*AIM*
Look through the data below. Pick out the lines holding the string "Machinery".

(Saved data entries)
┄┄┄┄┄┄

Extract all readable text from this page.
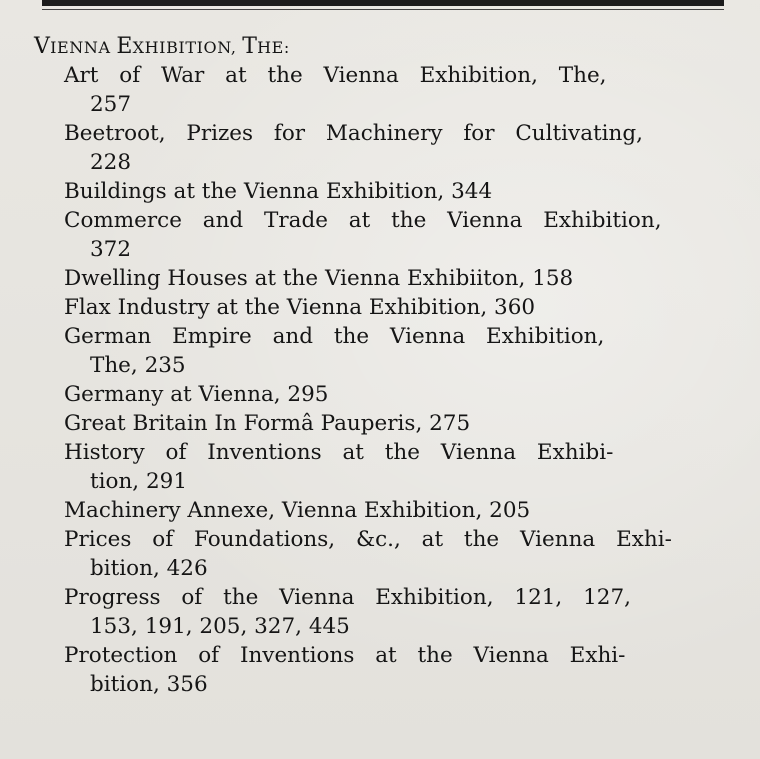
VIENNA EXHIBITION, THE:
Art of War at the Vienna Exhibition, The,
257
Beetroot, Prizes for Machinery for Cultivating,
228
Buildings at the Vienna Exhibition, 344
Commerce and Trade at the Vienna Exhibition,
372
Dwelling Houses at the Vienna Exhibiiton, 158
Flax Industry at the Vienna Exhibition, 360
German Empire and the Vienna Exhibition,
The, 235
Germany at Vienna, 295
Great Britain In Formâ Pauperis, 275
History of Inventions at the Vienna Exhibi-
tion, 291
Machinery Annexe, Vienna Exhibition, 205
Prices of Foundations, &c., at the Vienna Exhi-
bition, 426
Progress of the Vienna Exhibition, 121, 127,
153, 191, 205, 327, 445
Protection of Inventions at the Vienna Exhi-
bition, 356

┄┄┄┄┄┄

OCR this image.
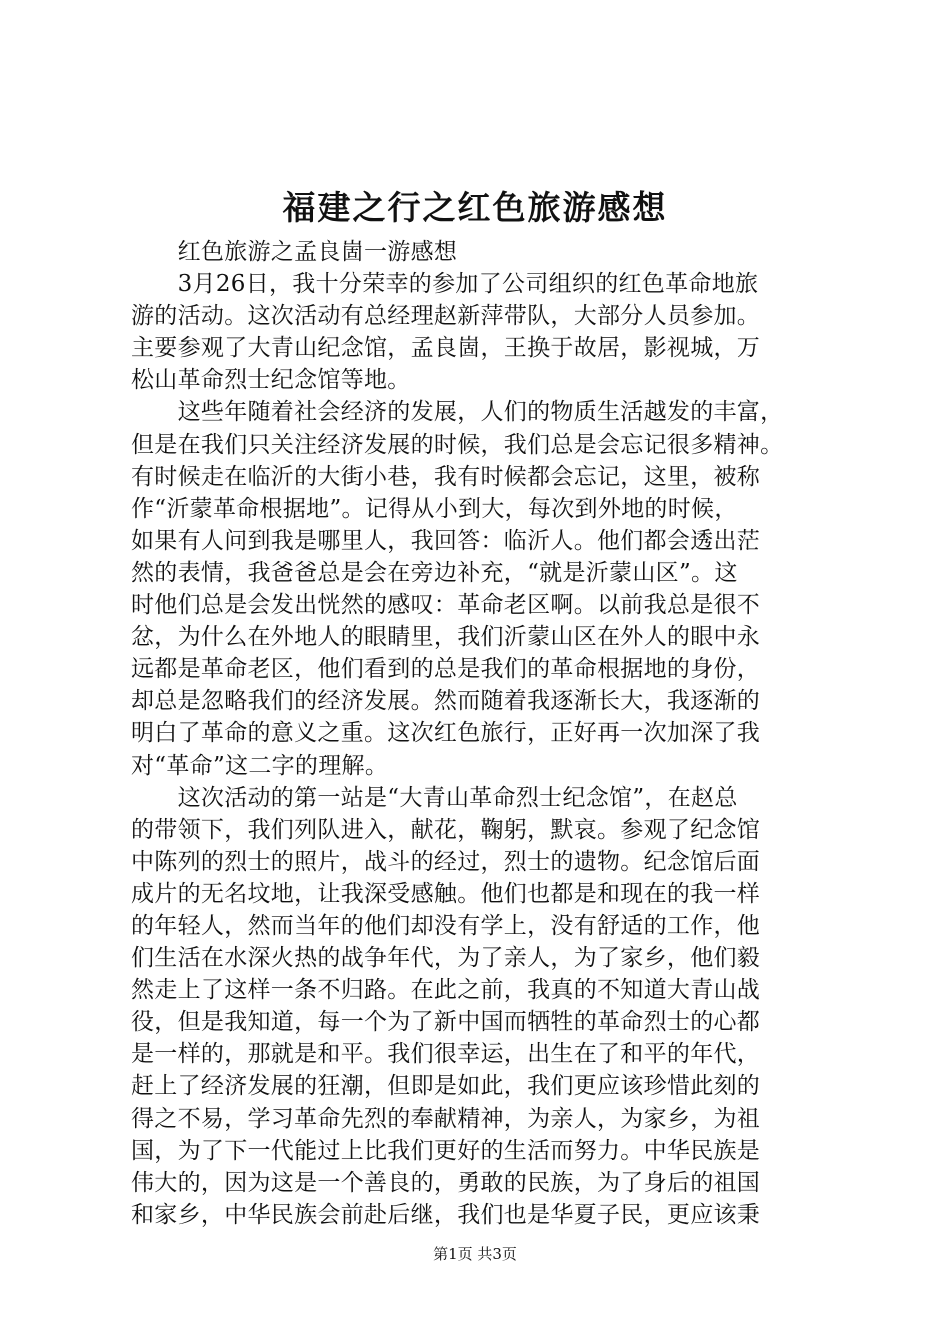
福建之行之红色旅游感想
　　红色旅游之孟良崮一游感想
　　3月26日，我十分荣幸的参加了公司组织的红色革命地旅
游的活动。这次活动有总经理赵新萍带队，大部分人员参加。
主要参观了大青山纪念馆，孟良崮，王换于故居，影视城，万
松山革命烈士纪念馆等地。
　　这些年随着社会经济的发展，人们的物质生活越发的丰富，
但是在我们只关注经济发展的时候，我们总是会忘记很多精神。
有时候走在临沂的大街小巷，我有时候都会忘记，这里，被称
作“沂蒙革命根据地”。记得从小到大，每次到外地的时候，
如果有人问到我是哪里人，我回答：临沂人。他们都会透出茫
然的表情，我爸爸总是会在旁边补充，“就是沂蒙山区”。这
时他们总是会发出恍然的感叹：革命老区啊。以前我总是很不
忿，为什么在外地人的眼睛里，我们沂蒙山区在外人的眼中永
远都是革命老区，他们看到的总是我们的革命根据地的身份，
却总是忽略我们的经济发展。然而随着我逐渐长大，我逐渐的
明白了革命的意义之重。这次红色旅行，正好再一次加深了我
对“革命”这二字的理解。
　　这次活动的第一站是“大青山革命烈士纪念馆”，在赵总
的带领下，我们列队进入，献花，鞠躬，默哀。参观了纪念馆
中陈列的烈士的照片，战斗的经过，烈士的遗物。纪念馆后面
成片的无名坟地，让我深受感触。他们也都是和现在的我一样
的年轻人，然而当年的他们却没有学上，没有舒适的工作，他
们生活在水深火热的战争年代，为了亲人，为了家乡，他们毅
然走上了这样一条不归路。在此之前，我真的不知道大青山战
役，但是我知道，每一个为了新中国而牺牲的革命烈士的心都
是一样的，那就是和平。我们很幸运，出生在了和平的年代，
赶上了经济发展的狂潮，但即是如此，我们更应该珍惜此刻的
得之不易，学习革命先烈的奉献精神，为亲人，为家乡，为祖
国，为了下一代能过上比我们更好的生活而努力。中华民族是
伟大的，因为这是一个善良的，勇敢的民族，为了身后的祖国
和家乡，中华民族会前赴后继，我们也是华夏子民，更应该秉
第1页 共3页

┄┄┄┄┄┄

*WRITTEN ANSWER*
Beetroot, Prizes for Machinery for Cultivating,
Machinery Annexe, Vienna Exhibition, 205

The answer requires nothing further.